*Prompt*: Extract the full listing below without altering a single character.

Saved entries:

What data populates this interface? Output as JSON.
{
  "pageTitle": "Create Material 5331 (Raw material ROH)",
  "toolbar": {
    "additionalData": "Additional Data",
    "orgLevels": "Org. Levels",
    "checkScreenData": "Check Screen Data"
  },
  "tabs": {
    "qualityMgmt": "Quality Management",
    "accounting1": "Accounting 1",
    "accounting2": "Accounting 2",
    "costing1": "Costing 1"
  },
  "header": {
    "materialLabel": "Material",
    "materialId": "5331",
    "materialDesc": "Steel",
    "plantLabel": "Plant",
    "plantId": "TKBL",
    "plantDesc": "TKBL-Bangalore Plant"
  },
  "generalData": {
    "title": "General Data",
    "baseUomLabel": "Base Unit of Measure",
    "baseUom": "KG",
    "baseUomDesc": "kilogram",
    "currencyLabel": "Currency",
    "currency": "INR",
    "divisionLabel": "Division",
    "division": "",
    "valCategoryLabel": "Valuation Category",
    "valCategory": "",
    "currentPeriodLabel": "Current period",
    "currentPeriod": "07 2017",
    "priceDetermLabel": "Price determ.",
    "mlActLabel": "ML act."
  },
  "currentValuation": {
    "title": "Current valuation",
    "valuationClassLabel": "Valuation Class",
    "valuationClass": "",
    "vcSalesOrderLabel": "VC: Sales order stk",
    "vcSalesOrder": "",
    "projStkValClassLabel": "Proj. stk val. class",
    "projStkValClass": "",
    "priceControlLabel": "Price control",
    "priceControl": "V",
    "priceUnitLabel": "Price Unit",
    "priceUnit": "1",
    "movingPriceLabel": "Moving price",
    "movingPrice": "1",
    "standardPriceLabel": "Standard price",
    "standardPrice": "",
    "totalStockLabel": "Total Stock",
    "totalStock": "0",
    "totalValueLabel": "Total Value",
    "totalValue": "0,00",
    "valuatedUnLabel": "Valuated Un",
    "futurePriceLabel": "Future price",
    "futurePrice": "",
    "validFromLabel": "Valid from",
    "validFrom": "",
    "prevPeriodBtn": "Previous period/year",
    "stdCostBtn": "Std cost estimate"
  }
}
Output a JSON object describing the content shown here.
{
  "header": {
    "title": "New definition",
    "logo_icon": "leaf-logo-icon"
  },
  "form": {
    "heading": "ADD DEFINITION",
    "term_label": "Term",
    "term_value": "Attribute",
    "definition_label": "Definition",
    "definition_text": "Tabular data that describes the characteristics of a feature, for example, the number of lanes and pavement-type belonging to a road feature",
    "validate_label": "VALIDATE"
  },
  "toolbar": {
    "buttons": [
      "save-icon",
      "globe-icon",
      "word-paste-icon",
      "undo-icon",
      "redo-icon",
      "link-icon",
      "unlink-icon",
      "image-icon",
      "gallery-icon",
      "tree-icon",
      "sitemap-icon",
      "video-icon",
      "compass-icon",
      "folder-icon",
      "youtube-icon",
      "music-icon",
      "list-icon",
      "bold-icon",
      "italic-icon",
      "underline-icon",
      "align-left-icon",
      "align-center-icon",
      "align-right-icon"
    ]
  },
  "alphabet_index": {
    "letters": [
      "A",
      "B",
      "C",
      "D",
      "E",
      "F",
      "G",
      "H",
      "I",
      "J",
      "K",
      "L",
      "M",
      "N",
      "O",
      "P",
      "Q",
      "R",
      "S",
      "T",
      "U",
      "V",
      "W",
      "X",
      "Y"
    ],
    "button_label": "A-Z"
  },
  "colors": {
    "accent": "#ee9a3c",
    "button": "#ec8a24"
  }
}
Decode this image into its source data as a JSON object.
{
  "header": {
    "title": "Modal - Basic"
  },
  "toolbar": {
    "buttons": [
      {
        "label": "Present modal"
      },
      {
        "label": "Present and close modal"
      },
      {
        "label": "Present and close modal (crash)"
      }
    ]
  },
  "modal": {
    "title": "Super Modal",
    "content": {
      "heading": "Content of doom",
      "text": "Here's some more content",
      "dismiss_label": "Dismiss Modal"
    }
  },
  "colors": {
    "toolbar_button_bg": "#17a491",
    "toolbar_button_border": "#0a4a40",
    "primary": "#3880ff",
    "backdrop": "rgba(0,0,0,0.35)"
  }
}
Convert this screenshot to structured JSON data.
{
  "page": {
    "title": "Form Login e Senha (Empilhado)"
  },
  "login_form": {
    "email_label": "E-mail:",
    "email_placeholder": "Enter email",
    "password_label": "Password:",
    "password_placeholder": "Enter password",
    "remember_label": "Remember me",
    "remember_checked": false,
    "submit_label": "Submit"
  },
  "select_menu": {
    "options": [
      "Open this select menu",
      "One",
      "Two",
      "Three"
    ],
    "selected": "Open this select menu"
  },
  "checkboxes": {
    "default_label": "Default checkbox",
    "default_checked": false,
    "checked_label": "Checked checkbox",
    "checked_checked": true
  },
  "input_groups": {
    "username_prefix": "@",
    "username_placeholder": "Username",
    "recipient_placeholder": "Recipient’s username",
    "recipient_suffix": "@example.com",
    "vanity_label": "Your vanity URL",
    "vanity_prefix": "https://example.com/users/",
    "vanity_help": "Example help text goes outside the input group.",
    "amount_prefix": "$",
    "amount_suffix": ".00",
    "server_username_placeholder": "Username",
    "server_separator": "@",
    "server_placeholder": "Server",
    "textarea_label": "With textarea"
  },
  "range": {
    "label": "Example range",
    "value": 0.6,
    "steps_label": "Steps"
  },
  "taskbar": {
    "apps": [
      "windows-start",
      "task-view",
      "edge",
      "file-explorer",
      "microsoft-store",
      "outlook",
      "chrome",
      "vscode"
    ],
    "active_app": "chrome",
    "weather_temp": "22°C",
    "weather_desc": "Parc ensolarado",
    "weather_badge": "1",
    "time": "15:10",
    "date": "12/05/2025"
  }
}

*Answer to this task*:
What data populates this interface? Output as JSON.
{
  "pageTitle": "Create Material 5331 (Raw material ROH)",
  "toolbar": {
    "additionalData": "Additional Data",
    "orgLevels": "Org. Levels",
    "checkScreenData": "Check Screen Data"
  },
  "tabs": {
    "qualityMgmt": "Quality Management",
    "accounting1": "Accounting 1",
    "accounting2": "Accounting 2",
    "costing1": "Costing 1"
  },
  "header": {
    "materialLabel": "Material",
    "materialId": "5331",
    "materialDesc": "Steel",
    "plantLabel": "Plant",
    "plantId": "TKBL",
    "plantDesc": "TKBL-Bangalore Plant"
  },
  "generalData": {
    "title": "General Data",
    "baseUomLabel": "Base Unit of Measure",
    "baseUom": "KG",
    "baseUomDesc": "kilogram",
    "currencyLabel": "Currency",
    "currency": "INR",
    "divisionLabel": "Division",
    "division": "",
    "valCategoryLabel": "Valuation Category",
    "valCategory": "",
    "currentPeriodLabel": "Current period",
    "currentPeriod": "07 2017",
    "priceDetermLabel": "Price determ.",
    "mlActLabel": "ML act."
  },
  "currentValuation": {
    "title": "Current valuation",
    "valuationClassLabel": "Valuation Class",
    "valuationClass": "",
    "vcSalesOrderLabel": "VC: Sales order stk",
    "vcSalesOrder": "",
    "projStkValClassLabel": "Proj. stk val. class",
    "projStkValClass": "",
    "priceControlLabel": "Price control",
    "priceControl": "V",
    "priceUnitLabel": "Price Unit",
    "priceUnit": "1",
    "movingPriceLabel": "Moving price",
    "movingPrice": "1",
    "standardPriceLabel": "Standard price",
    "standardPrice": "",
    "totalStockLabel": "Total Stock",
    "totalStock": "0",
    "totalValueLabel": "Total Value",
    "totalValue": "0,00",
    "valuatedUnLabel": "Valuated Un",
    "futurePriceLabel": "Future price",
    "futurePrice": "",
    "validFromLabel": "Valid from",
    "validFrom": "",
    "prevPeriodBtn": "Previous period/year",
    "stdCostBtn": "Std cost estimate"
  }
}
Output a JSON object describing the content shown here.
{
  "header": {
    "title": "New definition",
    "logo_icon": "leaf-logo-icon"
  },
  "form": {
    "heading": "ADD DEFINITION",
    "term_label": "Term",
    "term_value": "Attribute",
    "definition_label": "Definition",
    "definition_text": "Tabular data that describes the characteristics of a feature, for example, the number of lanes and pavement-type belonging to a road feature",
    "validate_label": "VALIDATE"
  },
  "toolbar": {
    "buttons": [
      "save-icon",
      "globe-icon",
      "word-paste-icon",
      "undo-icon",
      "redo-icon",
      "link-icon",
      "unlink-icon",
      "image-icon",
      "gallery-icon",
      "tree-icon",
      "sitemap-icon",
      "video-icon",
      "compass-icon",
      "folder-icon",
      "youtube-icon",
      "music-icon",
      "list-icon",
      "bold-icon",
      "italic-icon",
      "underline-icon",
      "align-left-icon",
      "align-center-icon",
      "align-right-icon"
    ]
  },
  "alphabet_index": {
    "letters": [
      "A",
      "B",
      "C",
      "D",
      "E",
      "F",
      "G",
      "H",
      "I",
      "J",
      "K",
      "L",
      "M",
      "N",
      "O",
      "P",
      "Q",
      "R",
      "S",
      "T",
      "U",
      "V",
      "W",
      "X",
      "Y"
    ],
    "button_label": "A-Z"
  },
  "colors": {
    "accent": "#ee9a3c",
    "button": "#ec8a24"
  }
}
Decode this image into its source data as a JSON object.
{
  "header": {
    "title": "Modal - Basic"
  },
  "toolbar": {
    "buttons": [
      {
        "label": "Present modal"
      },
      {
        "label": "Present and close modal"
      },
      {
        "label": "Present and close modal (crash)"
      }
    ]
  },
  "modal": {
    "title": "Super Modal",
    "content": {
      "heading": "Content of doom",
      "text": "Here's some more content",
      "dismiss_label": "Dismiss Modal"
    }
  },
  "colors": {
    "toolbar_button_bg": "#17a491",
    "toolbar_button_border": "#0a4a40",
    "primary": "#3880ff",
    "backdrop": "rgba(0,0,0,0.35)"
  }
}
Convert this screenshot to structured JSON data.
{
  "page": {
    "title": "Form Login e Senha (Empilhado)"
  },
  "login_form": {
    "email_label": "E-mail:",
    "email_placeholder": "Enter email",
    "password_label": "Password:",
    "password_placeholder": "Enter password",
    "remember_label": "Remember me",
    "remember_checked": false,
    "submit_label": "Submit"
  },
  "select_menu": {
    "options": [
      "Open this select menu",
      "One",
      "Two",
      "Three"
    ],
    "selected": "Open this select menu"
  },
  "checkboxes": {
    "default_label": "Default checkbox",
    "default_checked": false,
    "checked_label": "Checked checkbox",
    "checked_checked": true
  },
  "input_groups": {
    "username_prefix": "@",
    "username_placeholder": "Username",
    "recipient_placeholder": "Recipient’s username",
    "recipient_suffix": "@example.com",
    "vanity_label": "Your vanity URL",
    "vanity_prefix": "https://example.com/users/",
    "vanity_help": "Example help text goes outside the input group.",
    "amount_prefix": "$",
    "amount_suffix": ".00",
    "server_username_placeholder": "Username",
    "server_separator": "@",
    "server_placeholder": "Server",
    "textarea_label": "With textarea"
  },
  "range": {
    "label": "Example range",
    "value": 0.6,
    "steps_label": "Steps"
  },
  "taskbar": {
    "apps": [
      "windows-start",
      "task-view",
      "edge",
      "file-explorer",
      "microsoft-store",
      "outlook",
      "chrome",
      "vscode"
    ],
    "active_app": "chrome",
    "weather_temp": "22°C",
    "weather_desc": "Parc ensolarado",
    "weather_badge": "1",
    "time": "15:10",
    "date": "12/05/2025"
  }
}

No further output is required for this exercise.